Problem to solve:
Copy each line below in which the string "label" occurs.

===============

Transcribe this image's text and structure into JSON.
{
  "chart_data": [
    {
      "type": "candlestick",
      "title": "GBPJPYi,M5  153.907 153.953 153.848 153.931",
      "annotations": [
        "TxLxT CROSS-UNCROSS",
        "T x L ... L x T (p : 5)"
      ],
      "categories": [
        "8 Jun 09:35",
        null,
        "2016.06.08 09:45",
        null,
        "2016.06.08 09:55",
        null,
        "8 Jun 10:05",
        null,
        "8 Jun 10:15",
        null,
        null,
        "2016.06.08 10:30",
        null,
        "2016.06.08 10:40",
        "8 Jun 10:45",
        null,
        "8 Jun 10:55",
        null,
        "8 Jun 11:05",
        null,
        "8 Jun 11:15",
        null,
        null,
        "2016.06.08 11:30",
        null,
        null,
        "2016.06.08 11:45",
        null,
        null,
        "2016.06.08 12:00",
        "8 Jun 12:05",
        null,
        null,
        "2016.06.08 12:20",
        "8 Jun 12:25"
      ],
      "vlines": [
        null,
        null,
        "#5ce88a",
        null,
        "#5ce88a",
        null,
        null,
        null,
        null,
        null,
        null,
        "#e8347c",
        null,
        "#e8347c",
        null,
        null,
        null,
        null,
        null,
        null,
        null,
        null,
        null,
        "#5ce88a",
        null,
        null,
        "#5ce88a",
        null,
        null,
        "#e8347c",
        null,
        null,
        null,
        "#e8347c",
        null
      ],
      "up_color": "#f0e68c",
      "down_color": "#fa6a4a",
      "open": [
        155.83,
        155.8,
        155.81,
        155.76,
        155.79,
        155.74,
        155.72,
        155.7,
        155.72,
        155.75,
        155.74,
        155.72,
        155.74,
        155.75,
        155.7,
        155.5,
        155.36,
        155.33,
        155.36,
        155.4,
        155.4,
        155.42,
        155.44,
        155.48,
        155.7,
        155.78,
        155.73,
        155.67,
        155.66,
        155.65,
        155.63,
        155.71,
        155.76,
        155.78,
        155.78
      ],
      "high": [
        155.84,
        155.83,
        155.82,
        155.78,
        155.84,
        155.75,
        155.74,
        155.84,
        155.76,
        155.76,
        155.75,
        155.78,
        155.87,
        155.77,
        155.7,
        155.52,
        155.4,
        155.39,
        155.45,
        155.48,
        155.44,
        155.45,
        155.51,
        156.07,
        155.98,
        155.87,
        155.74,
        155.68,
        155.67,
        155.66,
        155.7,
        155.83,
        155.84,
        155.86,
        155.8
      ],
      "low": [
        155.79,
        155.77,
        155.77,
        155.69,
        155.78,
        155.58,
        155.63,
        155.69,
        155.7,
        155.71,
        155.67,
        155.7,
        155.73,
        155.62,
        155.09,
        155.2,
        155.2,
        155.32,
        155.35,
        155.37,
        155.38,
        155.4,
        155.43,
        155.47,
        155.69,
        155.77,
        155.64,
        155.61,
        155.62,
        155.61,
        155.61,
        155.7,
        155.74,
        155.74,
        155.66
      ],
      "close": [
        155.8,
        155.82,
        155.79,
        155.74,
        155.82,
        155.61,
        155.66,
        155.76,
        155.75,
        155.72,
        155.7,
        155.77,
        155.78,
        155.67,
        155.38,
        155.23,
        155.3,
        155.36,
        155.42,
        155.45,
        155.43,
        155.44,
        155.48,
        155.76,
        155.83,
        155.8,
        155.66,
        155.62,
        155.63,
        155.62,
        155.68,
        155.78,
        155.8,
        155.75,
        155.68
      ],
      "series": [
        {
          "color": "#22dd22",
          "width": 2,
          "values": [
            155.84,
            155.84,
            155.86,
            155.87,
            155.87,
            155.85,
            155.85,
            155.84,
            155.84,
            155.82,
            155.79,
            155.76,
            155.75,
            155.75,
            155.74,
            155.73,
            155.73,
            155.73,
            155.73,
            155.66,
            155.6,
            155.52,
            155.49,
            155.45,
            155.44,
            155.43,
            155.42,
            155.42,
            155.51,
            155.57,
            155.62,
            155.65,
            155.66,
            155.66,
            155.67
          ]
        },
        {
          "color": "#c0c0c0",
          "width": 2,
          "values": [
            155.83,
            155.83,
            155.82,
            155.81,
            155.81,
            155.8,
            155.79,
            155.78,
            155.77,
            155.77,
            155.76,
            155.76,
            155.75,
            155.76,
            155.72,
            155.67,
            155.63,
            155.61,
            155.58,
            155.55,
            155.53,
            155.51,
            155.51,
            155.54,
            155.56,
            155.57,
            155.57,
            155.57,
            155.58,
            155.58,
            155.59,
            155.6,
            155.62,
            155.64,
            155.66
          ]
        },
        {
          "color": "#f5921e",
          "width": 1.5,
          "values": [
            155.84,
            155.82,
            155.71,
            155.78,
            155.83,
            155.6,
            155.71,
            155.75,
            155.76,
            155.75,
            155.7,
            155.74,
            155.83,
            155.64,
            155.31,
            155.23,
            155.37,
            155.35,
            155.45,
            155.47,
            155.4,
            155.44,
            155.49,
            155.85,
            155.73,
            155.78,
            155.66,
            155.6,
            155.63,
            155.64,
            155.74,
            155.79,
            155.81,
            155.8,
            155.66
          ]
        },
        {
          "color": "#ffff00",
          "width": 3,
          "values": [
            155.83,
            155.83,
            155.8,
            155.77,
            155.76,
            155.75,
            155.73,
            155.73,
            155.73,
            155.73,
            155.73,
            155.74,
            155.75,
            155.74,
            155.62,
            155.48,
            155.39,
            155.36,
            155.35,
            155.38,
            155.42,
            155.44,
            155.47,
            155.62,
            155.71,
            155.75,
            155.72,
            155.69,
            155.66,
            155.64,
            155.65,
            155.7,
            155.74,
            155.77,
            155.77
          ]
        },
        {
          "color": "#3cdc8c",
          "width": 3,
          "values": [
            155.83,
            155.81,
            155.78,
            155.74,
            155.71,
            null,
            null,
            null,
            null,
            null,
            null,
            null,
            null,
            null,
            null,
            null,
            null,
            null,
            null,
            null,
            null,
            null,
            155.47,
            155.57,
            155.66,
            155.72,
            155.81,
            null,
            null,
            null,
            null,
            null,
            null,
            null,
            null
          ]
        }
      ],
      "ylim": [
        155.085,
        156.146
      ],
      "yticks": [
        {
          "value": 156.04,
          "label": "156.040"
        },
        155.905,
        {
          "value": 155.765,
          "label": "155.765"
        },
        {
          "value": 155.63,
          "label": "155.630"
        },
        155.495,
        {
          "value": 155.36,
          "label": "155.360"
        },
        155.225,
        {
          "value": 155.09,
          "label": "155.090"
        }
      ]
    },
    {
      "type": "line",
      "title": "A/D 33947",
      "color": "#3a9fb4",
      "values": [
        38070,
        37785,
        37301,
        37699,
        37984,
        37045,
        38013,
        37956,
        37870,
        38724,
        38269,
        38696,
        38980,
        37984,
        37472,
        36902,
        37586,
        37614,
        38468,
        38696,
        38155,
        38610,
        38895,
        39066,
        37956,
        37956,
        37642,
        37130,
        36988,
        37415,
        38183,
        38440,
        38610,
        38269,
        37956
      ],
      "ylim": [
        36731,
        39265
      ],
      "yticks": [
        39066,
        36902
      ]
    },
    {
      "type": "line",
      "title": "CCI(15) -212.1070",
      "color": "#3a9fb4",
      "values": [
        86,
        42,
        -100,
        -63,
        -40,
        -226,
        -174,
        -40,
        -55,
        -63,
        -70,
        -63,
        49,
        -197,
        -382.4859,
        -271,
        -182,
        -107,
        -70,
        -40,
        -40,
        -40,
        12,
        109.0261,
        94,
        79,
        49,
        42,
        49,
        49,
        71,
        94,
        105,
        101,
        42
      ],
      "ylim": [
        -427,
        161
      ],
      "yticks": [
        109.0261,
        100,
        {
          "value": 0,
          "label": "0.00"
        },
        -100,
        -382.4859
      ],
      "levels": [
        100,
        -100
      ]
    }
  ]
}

===============

Correct result:
          "label": "156.040"
          "label": "155.765"
          "label": "155.630"
          "label": "155.360"
          "label": "155.090"
          "label": "0.00"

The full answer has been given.